____ Extrait retenu
Celle-ci se double d’une accélération de la concentration des réseaux.

Le bricolage résiste à la crise, mais n’échappe pas aux mouvements de concentration qui touchent la distribution dans la plupart des univers de la consommation. Selon le bilan annuel effectué conjointement par Unibal, pour les industriels, et la Fédération des magasins de bricolage (FMB), pour les distributeurs, le marché français est resté stable en 2013, à + 0,1 % en valeur, soit 24,5 milliards d’euros. Compte tenu d’une inflation estimée à 0,8 %, ces chiffres traduisent néanmoins une légère baisse des volumes de vente des clous, vis et autres carrelages ou moquettes.

Le pire a néanmoins été évité après le printemps pourri de l’an passé qui a fait chuter les ventes de produits liés au jardin. Le rétablissement du marché s’est opéré durant l’été pour se poursuivre jusqu’à aujourd’hui. A fin mai, les ventes ont ainsi progressé de 2,5 % en cumul annuel et à périmètre comparable, selon la Banque de France, et de 4,8 % en comptant l’ouverture de nouveaux magasins, selon l’Unibal.


Bonne tenue du marché de l’immobilier ancien

« Notre marché a bien résisté », résumait le 23 juin devant la presse Frédéric Sambourg, président de la FMB et par ailleurs adhérent Bricomarché. La baisse de 20 % environ des mises en chantier de logements neufs, qui a fortement pénalisé l’ameublement, a été compensée pour le bricolage par la bonne tenue des transactions immobilières dans l’ancien, a-t-il souligné. Des propos tempérés par son homologue d’Unibal, Gilles Caille, pour qui « le marché reste hésitant, la confiance n’est pas encore de retour ».

De fait, la stabilité enregistrée en 2013 ne tient qu’aux 281 147 nouveaux mètres carrés de surface de vente spécialisée inaugurés dans le pays. A périmètre constant, le marché ressort en baisse de 1,9 % en valeur et de 2,7 % en volume. Même si la France reste « sous-équipée en magasins de bricolage dans les zones rurales et rurbaines », affirme Frédéric Sambourg, force est de constater que la concentration des circuits de distribution s’accélère. Un phénomène classique en période de crise.
________
* Consigne
Selon l'extrait sur le marché du bricolage, pourquoi la hausse de 0,1 % en valeur enregistrée en 2013 correspond-elle pourtant à une légère baisse des volumes de vente ? Répondez en une à trois phrases. Les enregistrements n'interviennent en rien ici.
____ Données enregistrées
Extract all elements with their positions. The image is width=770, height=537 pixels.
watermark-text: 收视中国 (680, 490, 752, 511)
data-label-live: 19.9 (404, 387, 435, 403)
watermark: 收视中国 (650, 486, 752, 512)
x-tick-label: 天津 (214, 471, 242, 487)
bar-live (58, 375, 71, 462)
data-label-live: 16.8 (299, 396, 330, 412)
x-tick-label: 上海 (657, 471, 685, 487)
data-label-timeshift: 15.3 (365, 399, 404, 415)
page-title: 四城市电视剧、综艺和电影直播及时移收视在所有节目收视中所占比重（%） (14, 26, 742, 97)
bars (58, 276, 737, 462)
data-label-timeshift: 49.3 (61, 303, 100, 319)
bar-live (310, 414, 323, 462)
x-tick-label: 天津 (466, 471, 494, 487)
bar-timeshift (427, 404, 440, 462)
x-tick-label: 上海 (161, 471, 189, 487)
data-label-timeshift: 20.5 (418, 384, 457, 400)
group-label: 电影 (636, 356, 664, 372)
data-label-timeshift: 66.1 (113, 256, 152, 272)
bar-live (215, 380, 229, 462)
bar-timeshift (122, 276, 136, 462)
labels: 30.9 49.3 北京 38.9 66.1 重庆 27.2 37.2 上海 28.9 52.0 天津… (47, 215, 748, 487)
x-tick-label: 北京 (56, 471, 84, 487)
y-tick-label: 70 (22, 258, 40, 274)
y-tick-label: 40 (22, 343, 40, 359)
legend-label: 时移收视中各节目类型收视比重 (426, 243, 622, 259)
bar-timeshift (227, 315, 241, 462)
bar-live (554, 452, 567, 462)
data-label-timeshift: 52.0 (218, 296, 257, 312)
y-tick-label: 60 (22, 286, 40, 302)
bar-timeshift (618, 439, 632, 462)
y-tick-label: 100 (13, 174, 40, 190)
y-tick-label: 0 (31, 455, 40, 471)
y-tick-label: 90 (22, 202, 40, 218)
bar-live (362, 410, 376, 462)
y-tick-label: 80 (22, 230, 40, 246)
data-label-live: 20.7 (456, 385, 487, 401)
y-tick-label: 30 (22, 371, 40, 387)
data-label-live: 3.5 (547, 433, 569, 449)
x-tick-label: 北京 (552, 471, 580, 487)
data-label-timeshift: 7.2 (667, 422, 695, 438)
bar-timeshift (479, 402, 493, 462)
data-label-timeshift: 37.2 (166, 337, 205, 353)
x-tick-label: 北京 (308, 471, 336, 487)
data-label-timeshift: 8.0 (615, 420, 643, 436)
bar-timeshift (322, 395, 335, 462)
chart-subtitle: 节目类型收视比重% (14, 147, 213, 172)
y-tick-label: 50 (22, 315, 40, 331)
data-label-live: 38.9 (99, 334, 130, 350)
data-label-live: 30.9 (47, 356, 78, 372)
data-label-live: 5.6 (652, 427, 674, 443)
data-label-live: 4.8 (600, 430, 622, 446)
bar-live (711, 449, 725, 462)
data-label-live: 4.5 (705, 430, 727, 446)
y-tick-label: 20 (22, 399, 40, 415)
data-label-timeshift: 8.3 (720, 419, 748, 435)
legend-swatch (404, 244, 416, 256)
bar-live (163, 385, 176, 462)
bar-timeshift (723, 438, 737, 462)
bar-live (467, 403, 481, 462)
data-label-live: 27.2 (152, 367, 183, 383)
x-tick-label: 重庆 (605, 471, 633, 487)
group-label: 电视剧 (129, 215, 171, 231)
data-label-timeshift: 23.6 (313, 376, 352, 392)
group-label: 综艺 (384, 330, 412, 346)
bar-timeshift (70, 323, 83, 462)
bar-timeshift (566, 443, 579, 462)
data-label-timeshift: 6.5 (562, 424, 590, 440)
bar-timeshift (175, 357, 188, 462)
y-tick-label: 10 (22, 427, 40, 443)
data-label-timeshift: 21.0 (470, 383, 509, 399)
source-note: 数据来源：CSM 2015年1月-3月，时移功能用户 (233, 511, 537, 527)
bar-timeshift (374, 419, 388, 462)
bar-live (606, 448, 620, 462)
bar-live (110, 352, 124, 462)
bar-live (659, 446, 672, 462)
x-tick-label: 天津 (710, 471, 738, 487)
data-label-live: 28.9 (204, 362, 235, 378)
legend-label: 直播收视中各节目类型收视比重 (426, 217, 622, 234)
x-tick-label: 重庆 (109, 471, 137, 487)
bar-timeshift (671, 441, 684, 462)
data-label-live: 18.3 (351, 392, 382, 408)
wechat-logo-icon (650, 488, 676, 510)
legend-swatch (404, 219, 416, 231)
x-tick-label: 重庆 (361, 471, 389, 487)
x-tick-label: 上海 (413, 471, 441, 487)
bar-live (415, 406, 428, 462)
________
* Réponse
L'inflation est estimée à 0,8 %, un taux supérieur à la progression de 0,1 % du marché en valeur. Compte tenu de cette inflation, la stabilité du chiffre d'affaires, à 24,5 milliards d'euros, traduit une légère baisse des volumes de vente.